• EXERCISE DESCRIPTION: Provide only the number of lines in the data below that contain the word "Gulf".

• STORED RECORDS:

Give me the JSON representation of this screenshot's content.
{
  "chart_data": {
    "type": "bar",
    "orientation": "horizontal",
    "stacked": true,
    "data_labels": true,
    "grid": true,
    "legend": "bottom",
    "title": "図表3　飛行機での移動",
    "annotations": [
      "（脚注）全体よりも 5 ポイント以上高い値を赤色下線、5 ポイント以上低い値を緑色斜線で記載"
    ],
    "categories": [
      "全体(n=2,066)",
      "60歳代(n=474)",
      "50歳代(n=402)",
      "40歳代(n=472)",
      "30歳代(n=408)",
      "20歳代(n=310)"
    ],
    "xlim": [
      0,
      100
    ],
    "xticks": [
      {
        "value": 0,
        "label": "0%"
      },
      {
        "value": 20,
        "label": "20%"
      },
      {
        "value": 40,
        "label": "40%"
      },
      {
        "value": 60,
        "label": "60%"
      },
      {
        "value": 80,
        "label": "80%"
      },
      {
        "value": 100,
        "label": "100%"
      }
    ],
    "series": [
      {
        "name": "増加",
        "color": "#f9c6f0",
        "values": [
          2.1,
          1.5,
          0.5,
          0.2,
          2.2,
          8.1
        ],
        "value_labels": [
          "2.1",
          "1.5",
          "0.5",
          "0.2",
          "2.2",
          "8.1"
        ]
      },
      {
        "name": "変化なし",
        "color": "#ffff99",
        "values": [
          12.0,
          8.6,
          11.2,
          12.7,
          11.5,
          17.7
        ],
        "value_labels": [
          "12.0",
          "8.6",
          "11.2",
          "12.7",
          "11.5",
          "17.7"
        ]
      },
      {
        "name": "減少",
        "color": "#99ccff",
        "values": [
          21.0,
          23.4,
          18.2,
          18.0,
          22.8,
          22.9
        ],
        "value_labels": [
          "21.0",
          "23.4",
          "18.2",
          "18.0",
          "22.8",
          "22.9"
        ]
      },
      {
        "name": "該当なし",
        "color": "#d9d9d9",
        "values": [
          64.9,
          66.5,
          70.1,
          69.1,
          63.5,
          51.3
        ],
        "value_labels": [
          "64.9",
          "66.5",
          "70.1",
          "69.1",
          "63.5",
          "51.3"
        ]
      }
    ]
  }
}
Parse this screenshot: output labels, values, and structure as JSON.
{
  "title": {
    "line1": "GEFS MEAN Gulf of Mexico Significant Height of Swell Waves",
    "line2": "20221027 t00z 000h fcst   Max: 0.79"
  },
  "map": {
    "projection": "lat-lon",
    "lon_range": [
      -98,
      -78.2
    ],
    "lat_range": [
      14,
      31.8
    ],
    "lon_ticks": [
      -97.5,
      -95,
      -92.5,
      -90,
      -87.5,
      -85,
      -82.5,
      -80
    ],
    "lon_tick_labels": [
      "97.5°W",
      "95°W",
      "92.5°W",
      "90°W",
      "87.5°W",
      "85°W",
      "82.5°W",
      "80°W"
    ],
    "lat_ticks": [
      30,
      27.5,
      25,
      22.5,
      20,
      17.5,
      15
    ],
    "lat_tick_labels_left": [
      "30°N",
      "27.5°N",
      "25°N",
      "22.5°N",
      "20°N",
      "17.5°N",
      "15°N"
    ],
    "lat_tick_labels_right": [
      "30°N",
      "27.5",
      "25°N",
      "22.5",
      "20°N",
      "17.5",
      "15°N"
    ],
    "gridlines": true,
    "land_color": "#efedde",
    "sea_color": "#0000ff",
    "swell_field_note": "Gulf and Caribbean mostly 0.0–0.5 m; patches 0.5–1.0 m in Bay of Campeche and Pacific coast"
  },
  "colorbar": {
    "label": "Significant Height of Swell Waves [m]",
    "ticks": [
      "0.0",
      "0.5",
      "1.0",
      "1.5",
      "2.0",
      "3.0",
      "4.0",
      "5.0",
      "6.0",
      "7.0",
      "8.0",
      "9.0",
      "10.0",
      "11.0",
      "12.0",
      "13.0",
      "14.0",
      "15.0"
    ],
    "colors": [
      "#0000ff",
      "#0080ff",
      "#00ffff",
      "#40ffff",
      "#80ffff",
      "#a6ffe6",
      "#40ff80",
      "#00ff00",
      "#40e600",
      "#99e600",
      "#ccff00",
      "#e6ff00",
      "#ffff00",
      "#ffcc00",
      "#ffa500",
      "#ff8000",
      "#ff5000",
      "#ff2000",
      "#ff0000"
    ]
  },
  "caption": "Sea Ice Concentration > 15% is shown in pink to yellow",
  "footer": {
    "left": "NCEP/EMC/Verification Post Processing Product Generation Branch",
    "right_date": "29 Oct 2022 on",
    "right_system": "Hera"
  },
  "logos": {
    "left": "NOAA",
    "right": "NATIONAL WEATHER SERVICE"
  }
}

• TASK ANSWER: 2